-- start ITEMS --

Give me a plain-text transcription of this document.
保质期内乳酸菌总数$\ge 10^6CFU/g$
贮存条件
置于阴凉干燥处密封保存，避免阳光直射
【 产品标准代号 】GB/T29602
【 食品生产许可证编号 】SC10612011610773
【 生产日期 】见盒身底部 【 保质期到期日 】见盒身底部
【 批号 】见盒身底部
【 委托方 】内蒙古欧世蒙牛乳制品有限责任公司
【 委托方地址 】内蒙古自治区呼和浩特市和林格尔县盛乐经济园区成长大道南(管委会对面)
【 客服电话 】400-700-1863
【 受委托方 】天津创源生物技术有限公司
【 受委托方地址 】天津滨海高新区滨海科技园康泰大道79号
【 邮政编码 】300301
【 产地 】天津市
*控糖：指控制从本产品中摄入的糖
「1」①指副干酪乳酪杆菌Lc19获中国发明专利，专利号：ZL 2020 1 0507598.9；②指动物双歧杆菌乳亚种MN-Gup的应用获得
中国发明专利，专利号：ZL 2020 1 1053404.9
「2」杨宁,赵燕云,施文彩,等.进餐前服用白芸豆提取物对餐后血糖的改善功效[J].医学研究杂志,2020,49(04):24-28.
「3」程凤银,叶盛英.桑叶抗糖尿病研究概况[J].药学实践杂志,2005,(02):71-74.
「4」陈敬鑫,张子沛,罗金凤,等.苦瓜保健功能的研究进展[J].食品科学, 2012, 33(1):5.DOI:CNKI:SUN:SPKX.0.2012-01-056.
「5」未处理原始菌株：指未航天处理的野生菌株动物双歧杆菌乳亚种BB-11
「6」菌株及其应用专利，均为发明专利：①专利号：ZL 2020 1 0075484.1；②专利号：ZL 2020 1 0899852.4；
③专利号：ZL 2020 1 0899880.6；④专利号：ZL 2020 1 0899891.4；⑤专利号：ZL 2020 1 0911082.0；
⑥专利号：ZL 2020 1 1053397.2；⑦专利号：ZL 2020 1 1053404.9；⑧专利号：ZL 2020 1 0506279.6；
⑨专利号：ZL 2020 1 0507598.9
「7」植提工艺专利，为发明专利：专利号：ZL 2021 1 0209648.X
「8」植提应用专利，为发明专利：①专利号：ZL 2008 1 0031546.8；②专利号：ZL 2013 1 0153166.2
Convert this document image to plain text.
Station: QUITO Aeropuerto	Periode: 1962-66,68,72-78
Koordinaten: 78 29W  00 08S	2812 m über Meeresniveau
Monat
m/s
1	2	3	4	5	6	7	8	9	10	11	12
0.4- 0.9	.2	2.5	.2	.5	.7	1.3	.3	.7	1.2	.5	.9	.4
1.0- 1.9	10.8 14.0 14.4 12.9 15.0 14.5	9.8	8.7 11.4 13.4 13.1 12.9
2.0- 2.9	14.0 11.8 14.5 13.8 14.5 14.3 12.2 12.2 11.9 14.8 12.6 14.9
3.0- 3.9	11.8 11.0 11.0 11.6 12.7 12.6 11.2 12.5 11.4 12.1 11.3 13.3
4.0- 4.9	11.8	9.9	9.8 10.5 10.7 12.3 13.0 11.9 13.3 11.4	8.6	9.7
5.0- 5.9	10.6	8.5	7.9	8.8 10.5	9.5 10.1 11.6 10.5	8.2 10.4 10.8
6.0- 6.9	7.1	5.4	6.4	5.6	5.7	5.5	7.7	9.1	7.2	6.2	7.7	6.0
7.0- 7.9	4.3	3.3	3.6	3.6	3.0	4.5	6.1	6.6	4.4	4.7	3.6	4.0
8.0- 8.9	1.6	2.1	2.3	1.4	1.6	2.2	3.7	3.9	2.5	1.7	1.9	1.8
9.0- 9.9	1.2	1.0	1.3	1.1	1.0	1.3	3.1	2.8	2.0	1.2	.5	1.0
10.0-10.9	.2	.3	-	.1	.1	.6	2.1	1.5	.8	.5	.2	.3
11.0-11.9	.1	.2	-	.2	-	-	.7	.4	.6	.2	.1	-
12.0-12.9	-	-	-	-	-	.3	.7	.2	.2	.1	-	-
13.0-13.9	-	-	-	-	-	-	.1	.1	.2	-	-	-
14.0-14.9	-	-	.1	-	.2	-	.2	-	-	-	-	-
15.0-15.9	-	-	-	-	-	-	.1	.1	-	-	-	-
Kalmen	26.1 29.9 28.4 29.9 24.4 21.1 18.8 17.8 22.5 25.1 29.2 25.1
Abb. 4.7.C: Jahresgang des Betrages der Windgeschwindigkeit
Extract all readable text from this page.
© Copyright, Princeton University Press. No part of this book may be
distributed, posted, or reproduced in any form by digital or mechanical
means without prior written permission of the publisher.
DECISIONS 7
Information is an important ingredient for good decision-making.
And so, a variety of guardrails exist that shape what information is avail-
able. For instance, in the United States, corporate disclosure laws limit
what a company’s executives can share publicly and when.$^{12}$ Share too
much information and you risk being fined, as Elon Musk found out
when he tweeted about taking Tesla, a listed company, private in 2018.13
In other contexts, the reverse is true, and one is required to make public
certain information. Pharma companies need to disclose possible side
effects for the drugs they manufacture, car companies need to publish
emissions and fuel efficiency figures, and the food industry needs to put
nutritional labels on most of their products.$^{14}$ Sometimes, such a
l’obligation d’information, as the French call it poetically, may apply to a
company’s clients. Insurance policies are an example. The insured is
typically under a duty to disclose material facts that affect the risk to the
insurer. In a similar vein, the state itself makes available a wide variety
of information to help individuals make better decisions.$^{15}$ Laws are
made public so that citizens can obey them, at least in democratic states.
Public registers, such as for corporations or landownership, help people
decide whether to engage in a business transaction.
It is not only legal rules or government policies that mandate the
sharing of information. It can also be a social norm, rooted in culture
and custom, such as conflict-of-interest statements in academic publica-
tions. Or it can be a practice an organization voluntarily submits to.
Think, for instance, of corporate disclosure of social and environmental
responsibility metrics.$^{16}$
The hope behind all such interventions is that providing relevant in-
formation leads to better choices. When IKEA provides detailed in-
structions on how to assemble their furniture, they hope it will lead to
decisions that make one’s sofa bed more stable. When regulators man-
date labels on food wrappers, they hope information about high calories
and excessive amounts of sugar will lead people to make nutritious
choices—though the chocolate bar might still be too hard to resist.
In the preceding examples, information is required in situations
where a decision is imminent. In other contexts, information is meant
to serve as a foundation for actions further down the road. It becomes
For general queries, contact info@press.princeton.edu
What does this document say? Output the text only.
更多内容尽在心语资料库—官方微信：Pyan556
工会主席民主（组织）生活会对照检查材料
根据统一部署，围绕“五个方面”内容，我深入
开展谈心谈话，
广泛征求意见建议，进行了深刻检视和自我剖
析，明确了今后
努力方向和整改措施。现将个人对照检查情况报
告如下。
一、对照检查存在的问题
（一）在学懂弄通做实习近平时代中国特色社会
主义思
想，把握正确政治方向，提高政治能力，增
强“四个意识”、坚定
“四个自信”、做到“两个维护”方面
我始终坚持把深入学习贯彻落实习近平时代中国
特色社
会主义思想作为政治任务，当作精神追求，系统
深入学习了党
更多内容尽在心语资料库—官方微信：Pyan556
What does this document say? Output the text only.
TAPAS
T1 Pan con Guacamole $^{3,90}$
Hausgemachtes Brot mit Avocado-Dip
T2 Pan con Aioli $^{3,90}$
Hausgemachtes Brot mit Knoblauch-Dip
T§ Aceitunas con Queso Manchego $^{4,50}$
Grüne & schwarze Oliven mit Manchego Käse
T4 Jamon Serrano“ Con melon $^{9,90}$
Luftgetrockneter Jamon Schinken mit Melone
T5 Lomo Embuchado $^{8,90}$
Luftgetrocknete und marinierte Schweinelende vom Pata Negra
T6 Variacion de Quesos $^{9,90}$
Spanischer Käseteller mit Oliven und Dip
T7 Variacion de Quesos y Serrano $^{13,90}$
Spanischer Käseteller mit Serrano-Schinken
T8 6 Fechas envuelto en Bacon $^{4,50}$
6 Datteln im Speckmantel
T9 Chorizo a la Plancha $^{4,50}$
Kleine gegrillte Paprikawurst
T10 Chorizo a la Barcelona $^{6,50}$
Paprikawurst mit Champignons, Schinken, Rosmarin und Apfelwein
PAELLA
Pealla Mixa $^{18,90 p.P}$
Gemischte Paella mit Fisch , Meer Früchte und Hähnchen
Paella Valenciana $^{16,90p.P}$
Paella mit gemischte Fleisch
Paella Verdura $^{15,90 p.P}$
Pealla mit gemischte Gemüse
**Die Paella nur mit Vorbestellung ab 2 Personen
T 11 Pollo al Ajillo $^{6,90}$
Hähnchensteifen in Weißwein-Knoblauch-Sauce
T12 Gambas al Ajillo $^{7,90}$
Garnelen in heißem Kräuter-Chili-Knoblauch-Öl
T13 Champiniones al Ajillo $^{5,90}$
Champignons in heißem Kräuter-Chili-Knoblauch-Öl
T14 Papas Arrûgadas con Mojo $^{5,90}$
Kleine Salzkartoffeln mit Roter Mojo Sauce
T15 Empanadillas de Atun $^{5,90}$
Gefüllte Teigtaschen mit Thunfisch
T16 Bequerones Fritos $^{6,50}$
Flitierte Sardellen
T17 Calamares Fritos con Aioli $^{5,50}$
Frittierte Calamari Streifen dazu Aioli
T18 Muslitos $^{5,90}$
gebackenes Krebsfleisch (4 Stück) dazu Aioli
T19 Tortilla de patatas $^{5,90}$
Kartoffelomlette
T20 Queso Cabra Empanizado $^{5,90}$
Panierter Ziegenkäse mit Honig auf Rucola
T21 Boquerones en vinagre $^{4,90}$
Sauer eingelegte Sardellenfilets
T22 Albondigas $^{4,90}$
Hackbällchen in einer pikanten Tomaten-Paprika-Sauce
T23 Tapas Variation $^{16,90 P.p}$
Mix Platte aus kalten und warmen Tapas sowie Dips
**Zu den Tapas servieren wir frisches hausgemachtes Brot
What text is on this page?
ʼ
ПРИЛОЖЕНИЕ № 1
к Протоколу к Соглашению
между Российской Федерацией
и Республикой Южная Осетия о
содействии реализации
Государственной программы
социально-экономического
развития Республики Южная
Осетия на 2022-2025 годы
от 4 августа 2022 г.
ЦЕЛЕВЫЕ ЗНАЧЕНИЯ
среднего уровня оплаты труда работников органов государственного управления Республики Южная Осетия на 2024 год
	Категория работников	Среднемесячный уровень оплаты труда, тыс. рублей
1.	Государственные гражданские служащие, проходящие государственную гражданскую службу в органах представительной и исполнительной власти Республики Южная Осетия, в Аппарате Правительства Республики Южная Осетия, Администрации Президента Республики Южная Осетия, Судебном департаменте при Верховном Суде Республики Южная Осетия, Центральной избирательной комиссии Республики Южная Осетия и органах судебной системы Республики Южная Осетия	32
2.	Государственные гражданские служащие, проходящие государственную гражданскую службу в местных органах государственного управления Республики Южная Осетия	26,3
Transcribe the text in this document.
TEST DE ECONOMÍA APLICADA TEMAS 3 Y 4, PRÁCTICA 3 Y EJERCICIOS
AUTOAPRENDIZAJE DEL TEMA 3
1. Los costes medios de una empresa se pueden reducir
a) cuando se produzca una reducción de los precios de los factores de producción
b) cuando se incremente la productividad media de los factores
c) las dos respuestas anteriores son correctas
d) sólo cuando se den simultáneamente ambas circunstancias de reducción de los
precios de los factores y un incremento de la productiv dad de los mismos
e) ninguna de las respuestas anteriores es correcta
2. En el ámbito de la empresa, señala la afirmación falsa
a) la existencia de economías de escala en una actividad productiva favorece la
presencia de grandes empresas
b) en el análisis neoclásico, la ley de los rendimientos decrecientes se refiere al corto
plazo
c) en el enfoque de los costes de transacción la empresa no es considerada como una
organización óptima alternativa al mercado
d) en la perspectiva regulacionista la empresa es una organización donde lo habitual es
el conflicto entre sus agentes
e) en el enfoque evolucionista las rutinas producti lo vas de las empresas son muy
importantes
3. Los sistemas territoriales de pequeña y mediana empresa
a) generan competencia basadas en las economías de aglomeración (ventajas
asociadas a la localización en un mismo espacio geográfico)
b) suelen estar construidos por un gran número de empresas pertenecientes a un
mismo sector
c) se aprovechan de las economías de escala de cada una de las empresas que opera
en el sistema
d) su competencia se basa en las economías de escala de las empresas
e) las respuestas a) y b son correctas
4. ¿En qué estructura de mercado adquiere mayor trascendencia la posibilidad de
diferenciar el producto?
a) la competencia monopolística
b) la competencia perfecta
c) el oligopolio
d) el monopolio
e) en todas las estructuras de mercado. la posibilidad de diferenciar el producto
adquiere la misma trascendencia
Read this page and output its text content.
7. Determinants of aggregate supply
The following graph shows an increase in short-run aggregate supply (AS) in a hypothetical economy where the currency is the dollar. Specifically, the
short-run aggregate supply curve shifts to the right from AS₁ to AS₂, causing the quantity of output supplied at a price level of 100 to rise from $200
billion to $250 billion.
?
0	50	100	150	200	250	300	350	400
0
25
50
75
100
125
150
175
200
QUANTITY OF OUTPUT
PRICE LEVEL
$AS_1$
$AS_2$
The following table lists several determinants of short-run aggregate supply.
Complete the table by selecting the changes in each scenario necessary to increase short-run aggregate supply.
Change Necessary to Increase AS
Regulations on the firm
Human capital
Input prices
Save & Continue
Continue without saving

-- end ITEMS --

**EXERCISE:**
Take the lines from the one containing "Read this page and output its text content." to the last line of the material above and write them out exactly.

**RESPONSE:**
Read this page and output its text content.
7. Determinants of aggregate supply
The following graph shows an increase in short-run aggregate supply (AS) in a hypothetical economy where the currency is the dollar. Specifically, the
short-run aggregate supply curve shifts to the right from AS₁ to AS₂, causing the quantity of output supplied at a price level of 100 to rise from $200
billion to $250 billion.
?
0	50	100	150	200	250	300	350	400
0
25
50
75
100
125
150
175
200
QUANTITY OF OUTPUT
PRICE LEVEL
$AS_1$
$AS_2$
The following table lists several determinants of short-run aggregate supply.
Complete the table by selecting the changes in each scenario necessary to increase short-run aggregate supply.
Change Necessary to Increase AS
Regulations on the firm
Human capital
Input prices
Save & Continue
Continue without saving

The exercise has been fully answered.